Task to carry out> Would you return the complete listing below word for word?

Saved data entries
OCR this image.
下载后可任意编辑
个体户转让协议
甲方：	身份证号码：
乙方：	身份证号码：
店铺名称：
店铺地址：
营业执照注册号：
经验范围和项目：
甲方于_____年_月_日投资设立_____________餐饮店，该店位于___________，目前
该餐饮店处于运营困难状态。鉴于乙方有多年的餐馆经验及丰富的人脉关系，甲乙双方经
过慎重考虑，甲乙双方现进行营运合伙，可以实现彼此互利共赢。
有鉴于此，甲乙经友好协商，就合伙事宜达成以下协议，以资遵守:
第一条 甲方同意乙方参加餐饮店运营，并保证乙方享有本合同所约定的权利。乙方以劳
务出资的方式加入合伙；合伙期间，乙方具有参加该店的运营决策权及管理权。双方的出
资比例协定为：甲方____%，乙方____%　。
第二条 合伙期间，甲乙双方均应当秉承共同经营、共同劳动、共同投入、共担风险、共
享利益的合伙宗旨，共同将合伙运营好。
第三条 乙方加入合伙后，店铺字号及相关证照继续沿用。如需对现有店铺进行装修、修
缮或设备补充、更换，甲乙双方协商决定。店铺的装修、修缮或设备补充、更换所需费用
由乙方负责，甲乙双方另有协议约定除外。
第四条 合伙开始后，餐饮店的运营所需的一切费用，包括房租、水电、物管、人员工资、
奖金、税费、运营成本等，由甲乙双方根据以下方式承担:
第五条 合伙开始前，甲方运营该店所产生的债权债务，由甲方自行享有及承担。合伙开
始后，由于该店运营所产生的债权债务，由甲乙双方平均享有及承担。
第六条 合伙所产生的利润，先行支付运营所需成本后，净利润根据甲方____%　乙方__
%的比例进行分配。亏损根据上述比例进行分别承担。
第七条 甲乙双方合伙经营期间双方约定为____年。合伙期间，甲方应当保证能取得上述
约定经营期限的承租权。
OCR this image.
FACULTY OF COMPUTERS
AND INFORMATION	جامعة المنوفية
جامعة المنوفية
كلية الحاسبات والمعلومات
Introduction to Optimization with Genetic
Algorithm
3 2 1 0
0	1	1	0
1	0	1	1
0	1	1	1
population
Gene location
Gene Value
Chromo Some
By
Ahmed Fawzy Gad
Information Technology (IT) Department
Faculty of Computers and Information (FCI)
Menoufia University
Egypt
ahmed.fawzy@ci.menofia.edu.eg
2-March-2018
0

Reply>
OCR this image.
下载后可任意编辑
个体户转让协议
甲方：	身份证号码：
乙方：	身份证号码：
店铺名称：
店铺地址：
营业执照注册号：
经验范围和项目：
甲方于_____年_月_日投资设立_____________餐饮店，该店位于___________，目前
该餐饮店处于运营困难状态。鉴于乙方有多年的餐馆经验及丰富的人脉关系，甲乙双方经
过慎重考虑，甲乙双方现进行营运合伙，可以实现彼此互利共赢。
有鉴于此，甲乙经友好协商，就合伙事宜达成以下协议，以资遵守:
第一条 甲方同意乙方参加餐饮店运营，并保证乙方享有本合同所约定的权利。乙方以劳
务出资的方式加入合伙；合伙期间，乙方具有参加该店的运营决策权及管理权。双方的出
资比例协定为：甲方____%，乙方____%　。
第二条 合伙期间，甲乙双方均应当秉承共同经营、共同劳动、共同投入、共担风险、共
享利益的合伙宗旨，共同将合伙运营好。
第三条 乙方加入合伙后，店铺字号及相关证照继续沿用。如需对现有店铺进行装修、修
缮或设备补充、更换，甲乙双方协商决定。店铺的装修、修缮或设备补充、更换所需费用
由乙方负责，甲乙双方另有协议约定除外。
第四条 合伙开始后，餐饮店的运营所需的一切费用，包括房租、水电、物管、人员工资、
奖金、税费、运营成本等，由甲乙双方根据以下方式承担:
第五条 合伙开始前，甲方运营该店所产生的债权债务，由甲方自行享有及承担。合伙开
始后，由于该店运营所产生的债权债务，由甲乙双方平均享有及承担。
第六条 合伙所产生的利润，先行支付运营所需成本后，净利润根据甲方____%　乙方__
%的比例进行分配。亏损根据上述比例进行分别承担。
第七条 甲乙双方合伙经营期间双方约定为____年。合伙期间，甲方应当保证能取得上述
约定经营期限的承租权。
OCR this image.
FACULTY OF COMPUTERS
AND INFORMATION	جامعة المنوفية
جامعة المنوفية
كلية الحاسبات والمعلومات
Introduction to Optimization with Genetic
Algorithm
3 2 1 0
0	1	1	0
1	0	1	1
0	1	1	1
population
Gene location
Gene Value
Chromo Some
By
Ahmed Fawzy Gad
Information Technology (IT) Department
Faculty of Computers and Information (FCI)
Menoufia University
Egypt
ahmed.fawzy@ci.menofia.edu.eg
2-March-2018
0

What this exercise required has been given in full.